**Task prompt**:
Copy every line of the entries that includes the word "They".

**Provided data**:
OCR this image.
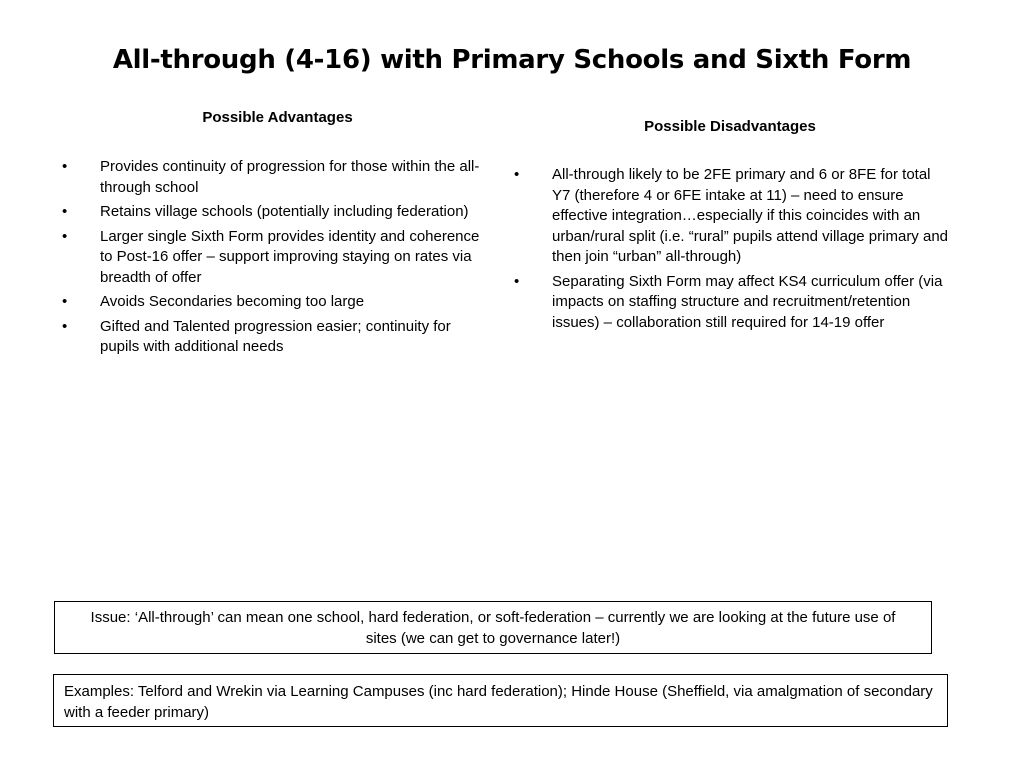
All-through (4-16) with Primary Schools and Sixth Form
Possible Advantages
• Provides continuity of progression for those within the all-through school
• Retains village schools (potentially including federation)
• Larger single Sixth Form provides identity and coherence to Post-16 offer – support improving staying on rates via breadth of offer
• Avoids Secondaries becoming too large
• Gifted and Talented progression easier; continuity for pupils with additional needs
Possible Disadvantages
• All-through likely to be 2FE primary and 6 or 8FE for total Y7 (therefore 4 or 6FE intake at 11) – need to ensure effective integration…especially if this coincides with an urban/rural split (i.e. “rural” pupils attend village primary and then join “urban” all-through)
• Separating Sixth Form may affect KS4 curriculum offer (via impacts on staffing structure and recruitment/retention issues) – collaboration still required for 14-19 offer
Issue: ‘All-through’ can mean one school, hard federation, or soft-federation – currently we are looking at the future use of sites (we can get to governance later!)
Examples: Telford and Wrekin via Learning Campuses (inc hard federation); Hinde House (Sheffield, via amalgmation of secondary with a feeder primary)
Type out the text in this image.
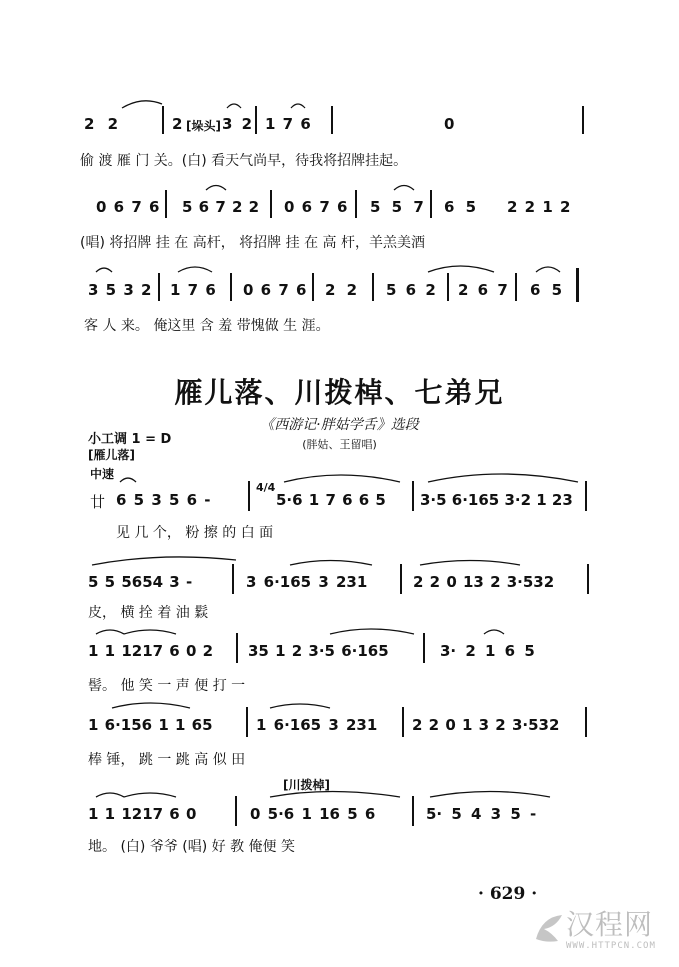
2 2	2 [垛头] 3 2 1 7 6	0
偷 渡 雁 门 关。(白) 看天气尚早，待我将招牌挂起。
0 6 7 6 5 6 7 2 2 0 6 7 6 5 5 7 6 5 2 2 1 2
(唱) 将招牌 挂 在 高杆， 将招牌 挂 在 高 杆，羊羔美酒
3 5 3 2 1 7 6 0 6 7 6 2 2 5 6 2 2 6 7 6 5
客 人 来。 俺这里 含 羞 带愧做 生 涯。
雁儿落、川拨棹、七弟兄
《西游记·胖姑学舌》选段
(胖姑、王留唱)
小工调 1 = D
[雁儿落]
中速
廿 6 5 3 5 6 -
4/4
5·6 1 7 6 6 5 3·5 6·165 3·2 1 23
见 几 个， 粉 擦 的 白 面
5 5 5654 3 -	3 6·165 3 231	2 2 0 13 2 3·532
皮， 横 拴 着 油 鬏
1 1 1217 6 0 2 35 1 2 3·5 6·165	3· 2 1 6 5
髻。 他 笑 一 声 便 打 一
1 6·156 1 1 65	1 6·165 3 231 2 2 0 1 3 2 3·532
棒 锤， 跳 一 跳 高 似 田
[川拨棹]
1 1 1217 6 0	0 5·6 1 16 5 6	5· 5 4 3 5 -
地。 (白) 爷爷 (唱) 好 教 俺便 笑
· 629 ·
汉程网
WWW.HTTPCN.COM
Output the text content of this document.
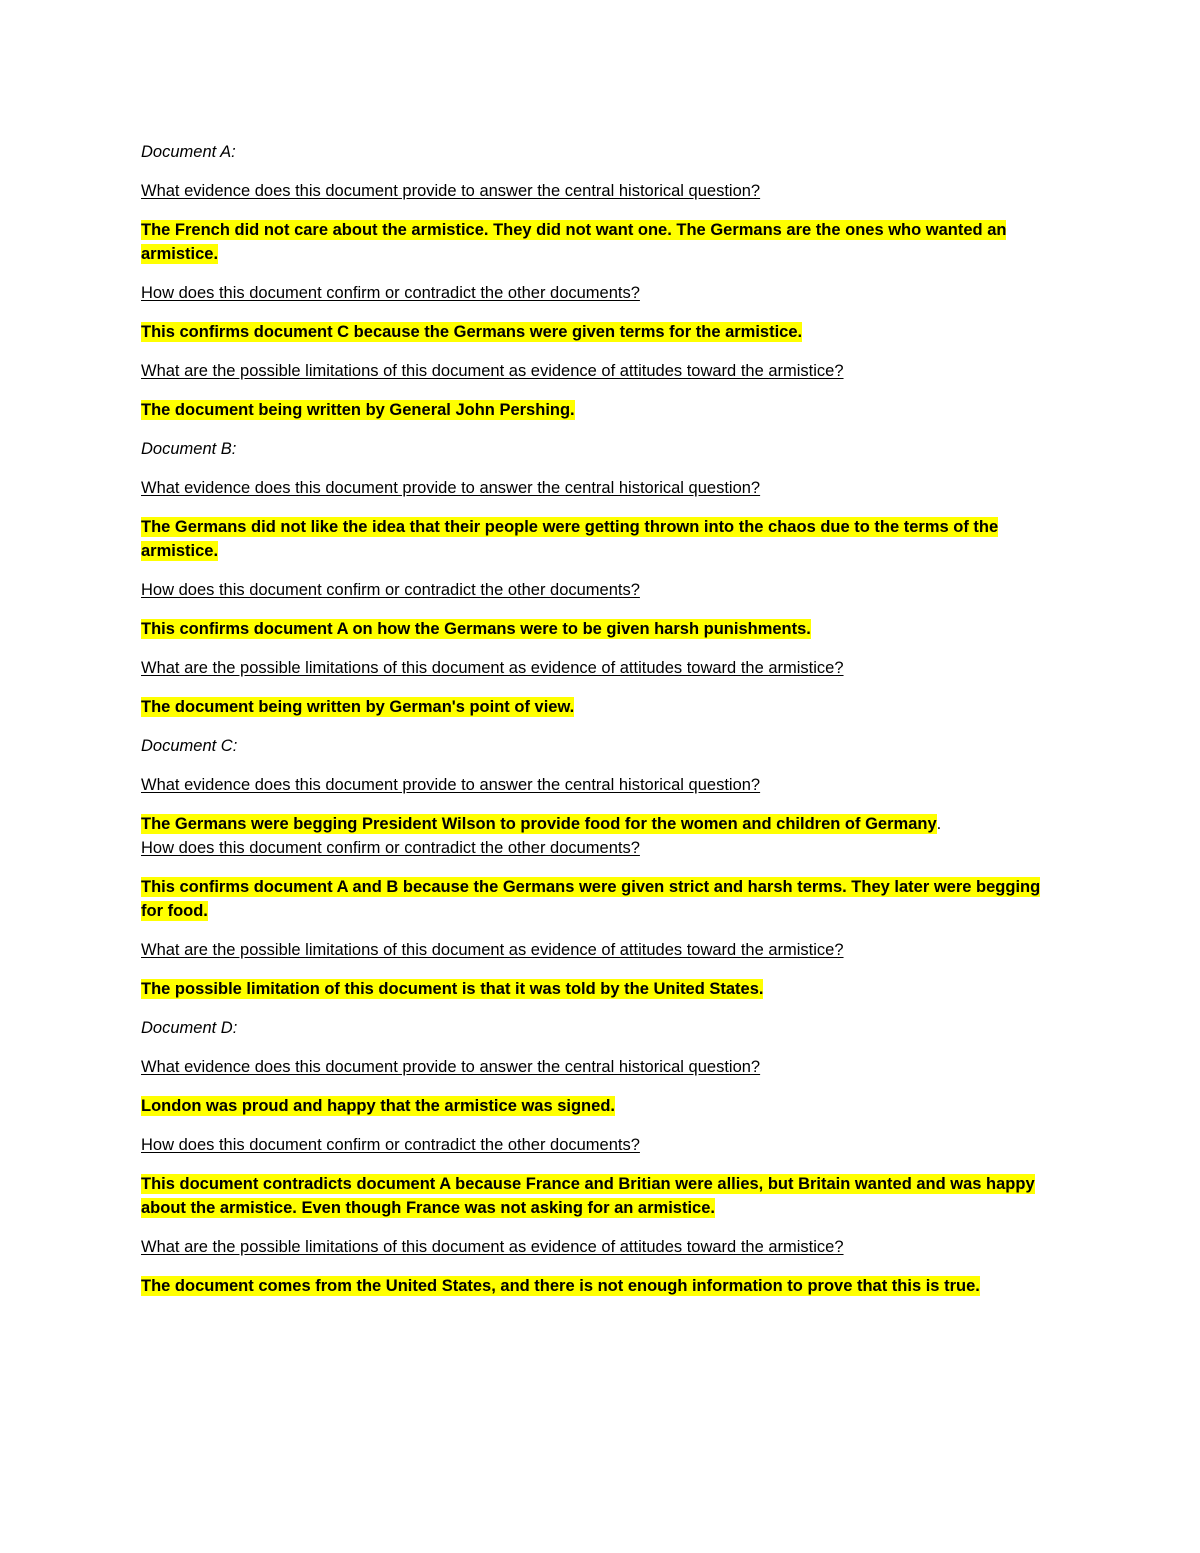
Document A:

What evidence does this document provide to answer the central historical question?

The French did not care about the armistice. They did not want one. The Germans are the ones who wanted an armistice.

How does this document confirm or contradict the other documents?

This confirms document C because the Germans were given terms for the armistice.

What are the possible limitations of this document as evidence of attitudes toward the armistice?

The document being written by General John Pershing.

Document B:

What evidence does this document provide to answer the central historical question?

The Germans did not like the idea that their people were getting thrown into the chaos due to the terms of the armistice.

How does this document confirm or contradict the other documents?

This confirms document A on how the Germans were to be given harsh punishments.

What are the possible limitations of this document as evidence of attitudes toward the armistice?

The document being written by German's point of view.

Document C:

What evidence does this document provide to answer the central historical question?

The Germans were begging President Wilson to provide food for the women and children of Germany.

How does this document confirm or contradict the other documents?

This confirms document A and B because the Germans were given strict and harsh terms. They later were begging for food.

What are the possible limitations of this document as evidence of attitudes toward the armistice?

The possible limitation of this document is that it was told by the United States.

Document D:

What evidence does this document provide to answer the central historical question?

London was proud and happy that the armistice was signed.

How does this document confirm or contradict the other documents?

This document contradicts document A because France and Britian were allies, but Britain wanted and was happy about the armistice. Even though France was not asking for an armistice.

What are the possible limitations of this document as evidence of attitudes toward the armistice?

The document comes from the United States, and there is not enough information to prove that this is true.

**The solution**:
The French did not care about the armistice. They did not want one. The Germans are the ones who wanted an armistice.
This confirms document A and B because the Germans were given strict and harsh terms. They later were begging for food.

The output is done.